Repeat the material below exactly, line for line.

⟨

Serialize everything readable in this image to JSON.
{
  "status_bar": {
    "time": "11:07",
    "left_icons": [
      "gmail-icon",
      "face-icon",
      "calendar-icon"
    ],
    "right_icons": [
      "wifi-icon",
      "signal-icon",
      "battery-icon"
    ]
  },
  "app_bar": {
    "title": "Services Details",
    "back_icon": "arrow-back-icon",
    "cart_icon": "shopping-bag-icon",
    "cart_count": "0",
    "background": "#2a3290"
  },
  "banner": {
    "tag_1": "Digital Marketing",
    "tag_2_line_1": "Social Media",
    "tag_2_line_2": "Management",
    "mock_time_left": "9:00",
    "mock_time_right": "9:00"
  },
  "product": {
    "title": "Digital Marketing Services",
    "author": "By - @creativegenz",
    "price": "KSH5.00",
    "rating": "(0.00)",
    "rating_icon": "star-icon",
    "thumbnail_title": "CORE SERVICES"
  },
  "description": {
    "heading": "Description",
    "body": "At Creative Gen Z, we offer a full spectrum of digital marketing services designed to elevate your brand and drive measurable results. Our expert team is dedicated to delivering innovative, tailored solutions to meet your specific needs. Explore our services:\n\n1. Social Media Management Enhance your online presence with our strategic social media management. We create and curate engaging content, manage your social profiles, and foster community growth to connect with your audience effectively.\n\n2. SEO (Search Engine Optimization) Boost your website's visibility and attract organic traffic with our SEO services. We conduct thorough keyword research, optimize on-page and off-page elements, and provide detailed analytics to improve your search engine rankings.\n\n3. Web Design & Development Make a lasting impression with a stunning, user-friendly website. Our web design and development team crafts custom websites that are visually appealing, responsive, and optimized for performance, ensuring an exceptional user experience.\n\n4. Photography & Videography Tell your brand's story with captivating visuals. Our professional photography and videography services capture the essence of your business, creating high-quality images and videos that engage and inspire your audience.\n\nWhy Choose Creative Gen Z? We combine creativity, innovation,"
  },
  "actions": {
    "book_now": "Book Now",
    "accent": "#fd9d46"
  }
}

⟩

◆ Result of the exercise
Serialize everything readable in this image to JSON.
{
  "status_bar": {
    "time": "11:07",
    "left_icons": [
      "gmail-icon",
      "face-icon",
      "calendar-icon"
    ],
    "right_icons": [
      "wifi-icon",
      "signal-icon",
      "battery-icon"
    ]
  },
  "app_bar": {
    "title": "Services Details",
    "back_icon": "arrow-back-icon",
    "cart_icon": "shopping-bag-icon",
    "cart_count": "0",
    "background": "#2a3290"
  },
  "banner": {
    "tag_1": "Digital Marketing",
    "tag_2_line_1": "Social Media",
    "tag_2_line_2": "Management",
    "mock_time_left": "9:00",
    "mock_time_right": "9:00"
  },
  "product": {
    "title": "Digital Marketing Services",
    "author": "By - @creativegenz",
    "price": "KSH5.00",
    "rating": "(0.00)",
    "rating_icon": "star-icon",
    "thumbnail_title": "CORE SERVICES"
  },
  "description": {
    "heading": "Description",
    "body": "At Creative Gen Z, we offer a full spectrum of digital marketing services designed to elevate your brand and drive measurable results. Our expert team is dedicated to delivering innovative, tailored solutions to meet your specific needs. Explore our services:\n\n1. Social Media Management Enhance your online presence with our strategic social media management. We create and curate engaging content, manage your social profiles, and foster community growth to connect with your audience effectively.\n\n2. SEO (Search Engine Optimization) Boost your website's visibility and attract organic traffic with our SEO services. We conduct thorough keyword research, optimize on-page and off-page elements, and provide detailed analytics to improve your search engine rankings.\n\n3. Web Design & Development Make a lasting impression with a stunning, user-friendly website. Our web design and development team crafts custom websites that are visually appealing, responsive, and optimized for performance, ensuring an exceptional user experience.\n\n4. Photography & Videography Tell your brand's story with captivating visuals. Our professional photography and videography services capture the essence of your business, creating high-quality images and videos that engage and inspire your audience.\n\nWhy Choose Creative Gen Z? We combine creativity, innovation,"
  },
  "actions": {
    "book_now": "Book Now",
    "accent": "#fd9d46"
  }
}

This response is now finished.